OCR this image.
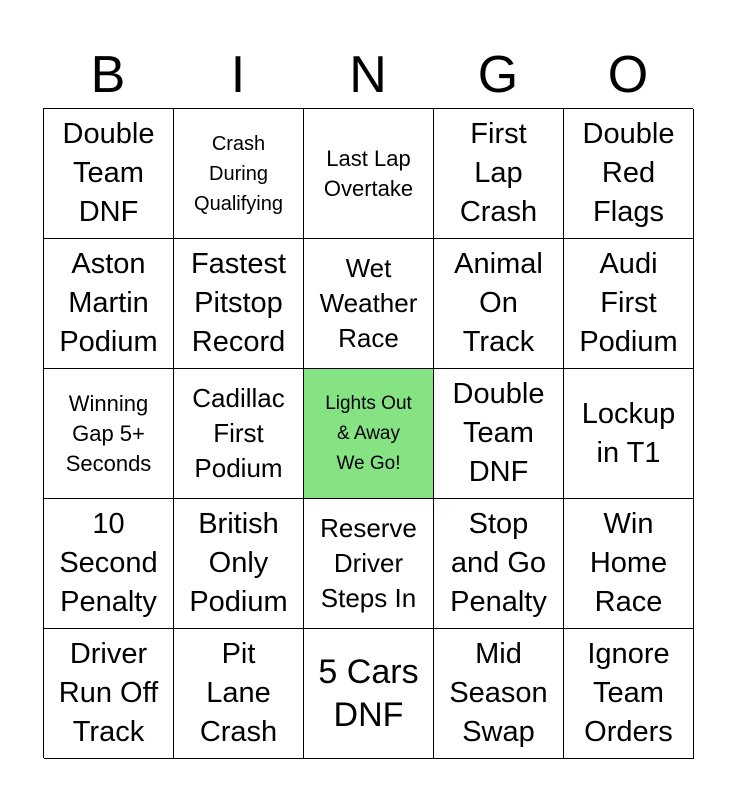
B	I	N	G	O
Double
Team
DNF
Crash
During
Qualifying
Last Lap
Overtake
First
Lap
Crash
Double
Red
Flags
Aston
Martin
Podium
Fastest
Pitstop
Record
Wet
Weather
Race
Animal
On
Track
Audi
First
Podium
Winning
Gap 5+
Seconds
Cadillac
First
Podium
Lights Out
& Away
We Go!
Double
Team
DNF
Lockup
in T1
10
Second
Penalty
British
Only
Podium
Reserve
Driver
Steps In
Stop
and Go
Penalty
Win
Home
Race
Driver
Run Off
Track
Pit
Lane
Crash
5 Cars
DNF
Mid
Season
Swap
Ignore
Team
Orders
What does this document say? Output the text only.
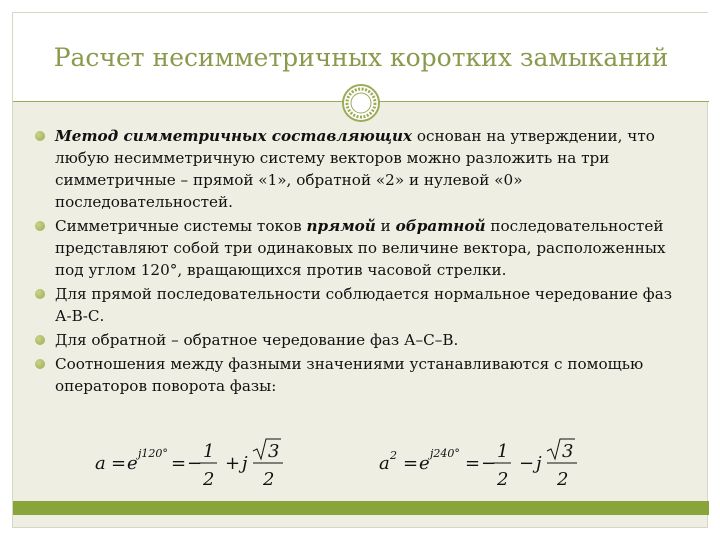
Расчет несимметричных коротких замыканий
Метод симметричных составляющих основан на утверждении, что любую несимметричную систему векторов можно разложить на три симметричные – прямой «1», обратной «2» и нулевой «0» последовательностей.
Симметричные системы токов прямой и обратной последовательностей представляют собой три одинаковых по величине вектора, расположенных под углом 120°, вращающихся против часовой стрелки.
Для прямой последовательности соблюдается нормальное чередование фаз А-В-С.
Для обратной – обратное чередование фаз А–С–В.
Соотношения между фазными значениями устанавливаются с помощью операторов поворота фазы:
a = e j120° = −
1
2
+ j
3
2
a 2 = e j240° = −
1
2
− j
3
2
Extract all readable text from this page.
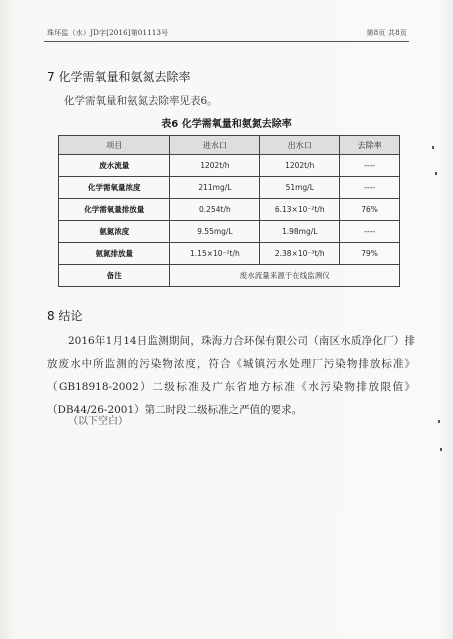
珠环监（水）JD字[2016]第01113号	第8页 共8页
7 化学需氧量和氨氮去除率
化学需氧量和氨氮去除率见表6。
表6 化学需氧量和氨氮去除率
项目	进水口	出水口	去除率
废水流量	1202t/h	1202t/h	----
化学需氧量浓度	211mg/L	51mg/L	----
化学需氧量排放量	0.254t/h	6.13×10⁻²t/h	76%
氨氮浓度	9.55mg/L	1.98mg/L	----
氨氮排放量	1.15×10⁻²t/h	2.38×10⁻³t/h	79%
备注	废水流量来源于在线监测仪		
8 结论
2016年1月14日监测期间，珠海力合环保有限公司（南区水质净化厂）排放废水中所监测的污染物浓度，符合《城镇污水处理厂污染物排放标准》（GB18918-2002）二级标准及广东省地方标准《水污染物排放限值》（DB44/26-2001）第二时段二级标准之严值的要求。
（以下空白）
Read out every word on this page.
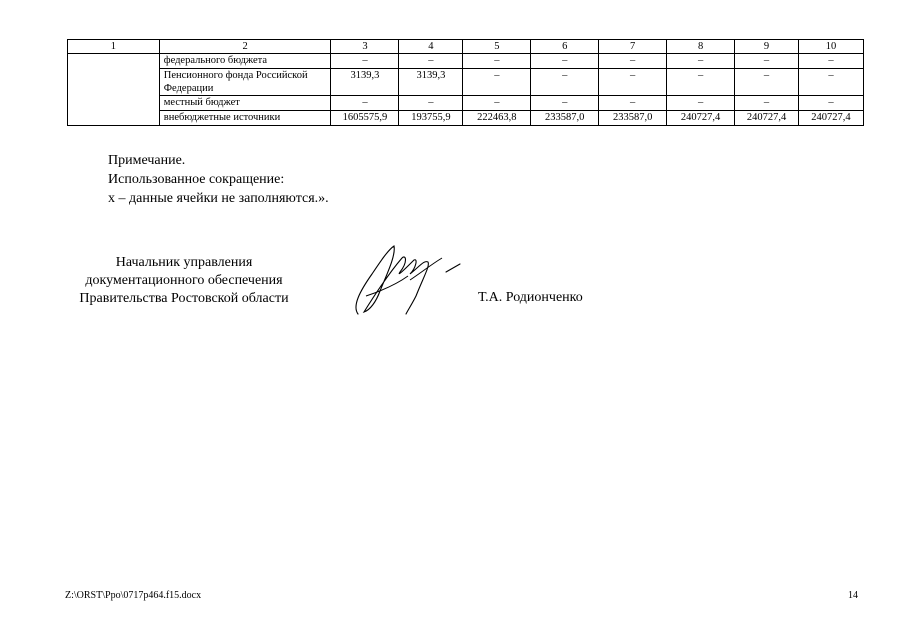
1	2	3	4	5	6	7	8	9	10
	федерального бюджета	–	–	–	–	–	–	–	–
	Пенсионного фонда Российской Федерации	3139,3	3139,3	–	–	–	–	–	–
	местный бюджет	–	–	–	–	–	–	–	–
	внебюджетные источники	1605575,9	193755,9	222463,8	233587,0	233587,0	240727,4	240727,4	240727,4
Примечание.
Использованное сокращение:
х – данные ячейки не заполняются.».
Начальник управления
документационного обеспечения
Правительства Ростовской области	Т.А. Родионченко
Z:\ORST\Ppo\0717p464.f15.docx	14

════

• [DIRECTIVE] Count every line bearing the word "последовательностей"; report the total only.

• [FINISHED EXERCISE] 2